[Dataset records]
◆ ◆ ◆
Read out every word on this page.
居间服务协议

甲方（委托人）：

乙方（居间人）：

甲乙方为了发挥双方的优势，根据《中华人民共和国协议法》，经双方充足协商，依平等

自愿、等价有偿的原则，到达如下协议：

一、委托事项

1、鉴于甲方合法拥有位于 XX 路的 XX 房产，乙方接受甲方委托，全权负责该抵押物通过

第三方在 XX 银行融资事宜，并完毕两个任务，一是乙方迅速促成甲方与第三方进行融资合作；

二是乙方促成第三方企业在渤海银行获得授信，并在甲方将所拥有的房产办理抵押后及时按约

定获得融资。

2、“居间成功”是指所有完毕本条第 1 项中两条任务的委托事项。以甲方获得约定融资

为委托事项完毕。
◆ ◆ ◆
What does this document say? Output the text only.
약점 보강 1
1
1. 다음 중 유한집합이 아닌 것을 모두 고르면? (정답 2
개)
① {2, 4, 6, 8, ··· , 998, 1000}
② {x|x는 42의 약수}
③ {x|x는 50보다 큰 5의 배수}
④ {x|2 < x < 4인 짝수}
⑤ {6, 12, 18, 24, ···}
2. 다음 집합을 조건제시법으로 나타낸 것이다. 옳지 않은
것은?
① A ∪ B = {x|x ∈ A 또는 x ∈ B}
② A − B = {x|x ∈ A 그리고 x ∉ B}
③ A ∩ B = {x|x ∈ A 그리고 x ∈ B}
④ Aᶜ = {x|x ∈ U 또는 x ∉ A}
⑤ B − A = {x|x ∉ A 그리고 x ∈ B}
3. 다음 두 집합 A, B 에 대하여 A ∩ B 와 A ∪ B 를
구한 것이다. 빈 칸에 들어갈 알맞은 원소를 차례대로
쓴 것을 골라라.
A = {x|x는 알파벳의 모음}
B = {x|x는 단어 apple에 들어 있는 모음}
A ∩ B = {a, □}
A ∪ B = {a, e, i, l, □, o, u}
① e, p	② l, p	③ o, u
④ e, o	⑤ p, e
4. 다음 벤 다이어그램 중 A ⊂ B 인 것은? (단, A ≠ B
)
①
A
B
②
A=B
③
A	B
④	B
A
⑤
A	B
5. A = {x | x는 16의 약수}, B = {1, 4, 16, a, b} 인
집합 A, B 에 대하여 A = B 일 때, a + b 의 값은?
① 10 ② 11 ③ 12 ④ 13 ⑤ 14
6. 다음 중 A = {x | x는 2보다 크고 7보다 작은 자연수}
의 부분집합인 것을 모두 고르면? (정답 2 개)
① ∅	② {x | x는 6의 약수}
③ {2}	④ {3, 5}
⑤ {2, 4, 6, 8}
◆ ◆ ◆
-- Instruction --
Give the count of lines in the records that contain "this", and no other text.

-- Reply --
2